[Data entries]
** BEGIN **

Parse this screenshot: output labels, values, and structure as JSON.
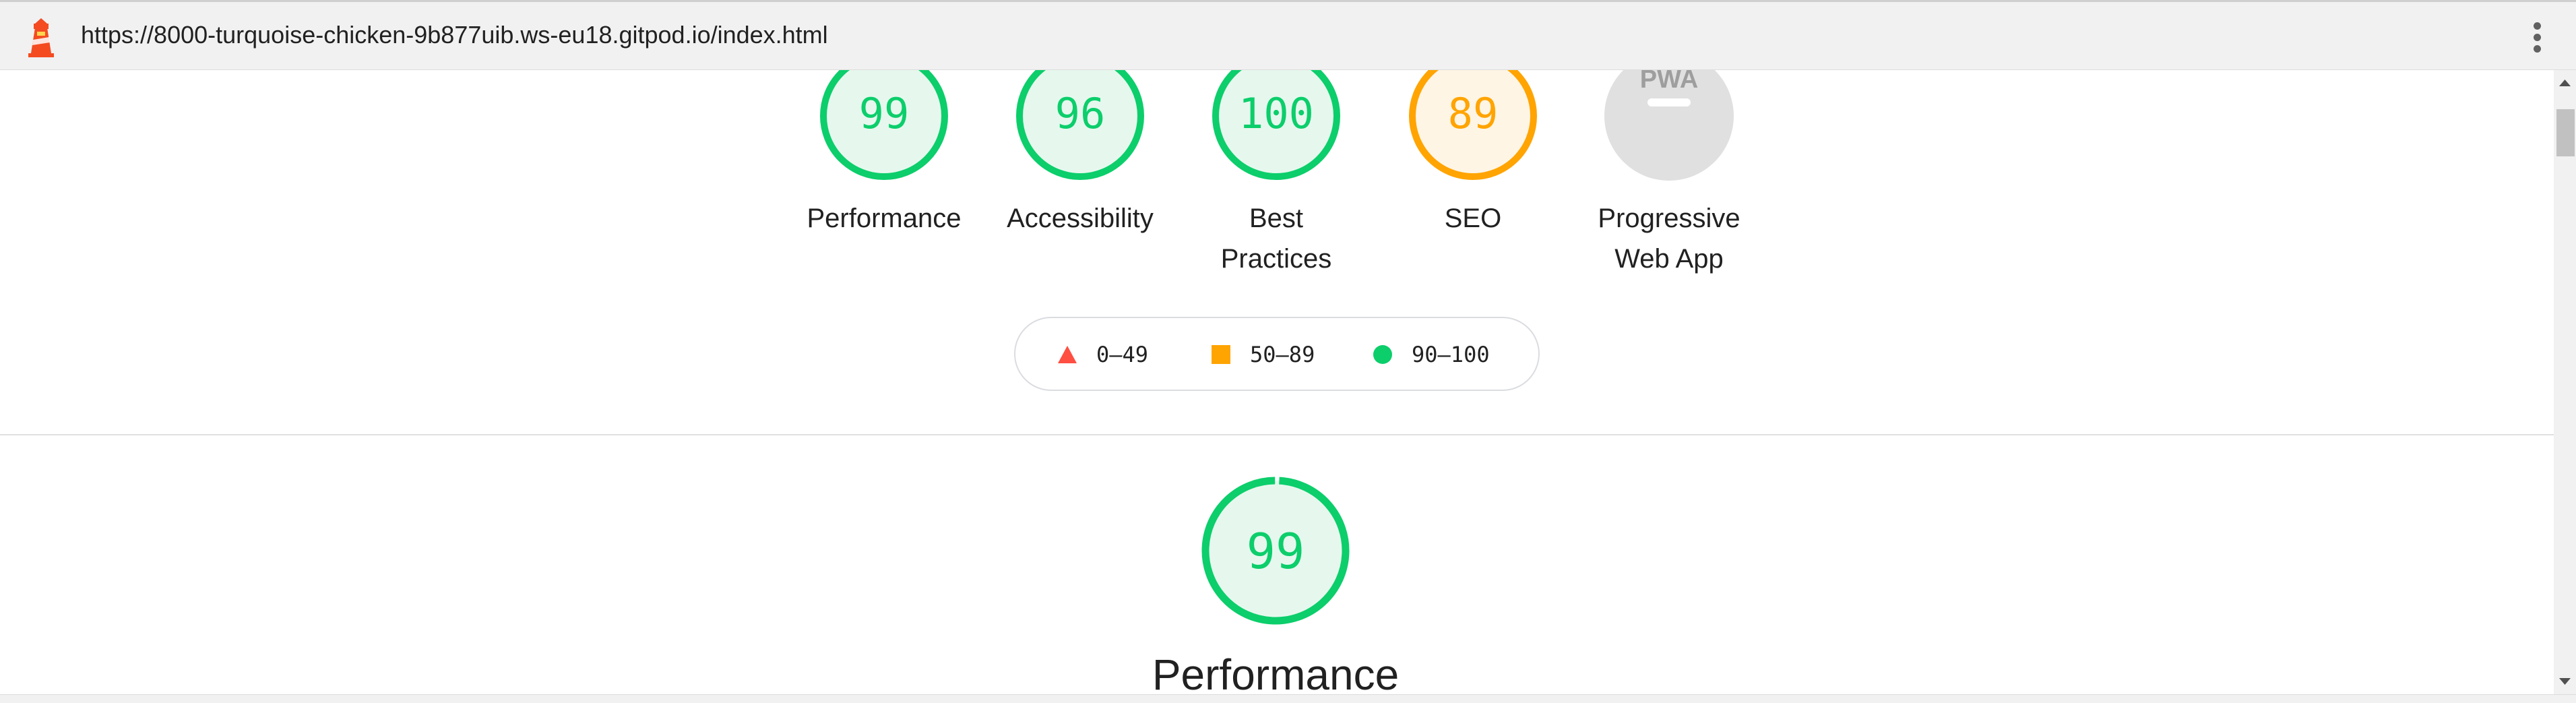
{
  "browser": {
    "url": "https://8000-turquoise-chicken-9b877uib.ws-eu18.gitpod.io/index.html"
  },
  "categories": [
    {
      "label_lines": [
        "Performance"
      ],
      "score": "99",
      "status": "pass"
    },
    {
      "label_lines": [
        "Accessibility"
      ],
      "score": "96",
      "status": "pass"
    },
    {
      "label_lines": [
        "Best",
        "Practices"
      ],
      "score": "100",
      "status": "pass"
    },
    {
      "label_lines": [
        "SEO"
      ],
      "score": "89",
      "status": "average"
    },
    {
      "label_lines": [
        "Progressive",
        "Web App"
      ],
      "score": "",
      "status": "na",
      "badge": "PWA"
    }
  ],
  "legend": [
    {
      "range": "0–49",
      "shape": "triangle",
      "color": "#ff4e42"
    },
    {
      "range": "50–89",
      "shape": "square",
      "color": "#ffa400"
    },
    {
      "range": "90–100",
      "shape": "circle",
      "color": "#0cce6b"
    }
  ],
  "section": {
    "title": "Performance",
    "score": "99",
    "score_fraction": 0.99
  },
  "colors": {
    "pass": "#0cce6b",
    "pass_text": "#0cce6b",
    "pass_bg": "#e6f8ee",
    "average": "#ffa400",
    "average_text": "#ffa400",
    "average_bg": "#fff5e5",
    "na": "#cccccc",
    "na_bg": "#e0e0e0",
    "brand": "#f44b21"
  },
  "icons": {
    "app": "lighthouse-icon",
    "menu": "kebab-menu-icon"
  }
}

** END **

> [DO THIS]: Output the lines above in full and exactly as given, omitting any pictures.

> [ANSWER TO THIS TASK]:
Parse this screenshot: output labels, values, and structure as JSON.
{
  "browser": {
    "url": "https://8000-turquoise-chicken-9b877uib.ws-eu18.gitpod.io/index.html"
  },
  "categories": [
    {
      "label_lines": [
        "Performance"
      ],
      "score": "99",
      "status": "pass"
    },
    {
      "label_lines": [
        "Accessibility"
      ],
      "score": "96",
      "status": "pass"
    },
    {
      "label_lines": [
        "Best",
        "Practices"
      ],
      "score": "100",
      "status": "pass"
    },
    {
      "label_lines": [
        "SEO"
      ],
      "score": "89",
      "status": "average"
    },
    {
      "label_lines": [
        "Progressive",
        "Web App"
      ],
      "score": "",
      "status": "na",
      "badge": "PWA"
    }
  ],
  "legend": [
    {
      "range": "0–49",
      "shape": "triangle",
      "color": "#ff4e42"
    },
    {
      "range": "50–89",
      "shape": "square",
      "color": "#ffa400"
    },
    {
      "range": "90–100",
      "shape": "circle",
      "color": "#0cce6b"
    }
  ],
  "section": {
    "title": "Performance",
    "score": "99",
    "score_fraction": 0.99
  },
  "colors": {
    "pass": "#0cce6b",
    "pass_text": "#0cce6b",
    "pass_bg": "#e6f8ee",
    "average": "#ffa400",
    "average_text": "#ffa400",
    "average_bg": "#fff5e5",
    "na": "#cccccc",
    "na_bg": "#e0e0e0",
    "brand": "#f44b21"
  },
  "icons": {
    "app": "lighthouse-icon",
    "menu": "kebab-menu-icon"
  }
}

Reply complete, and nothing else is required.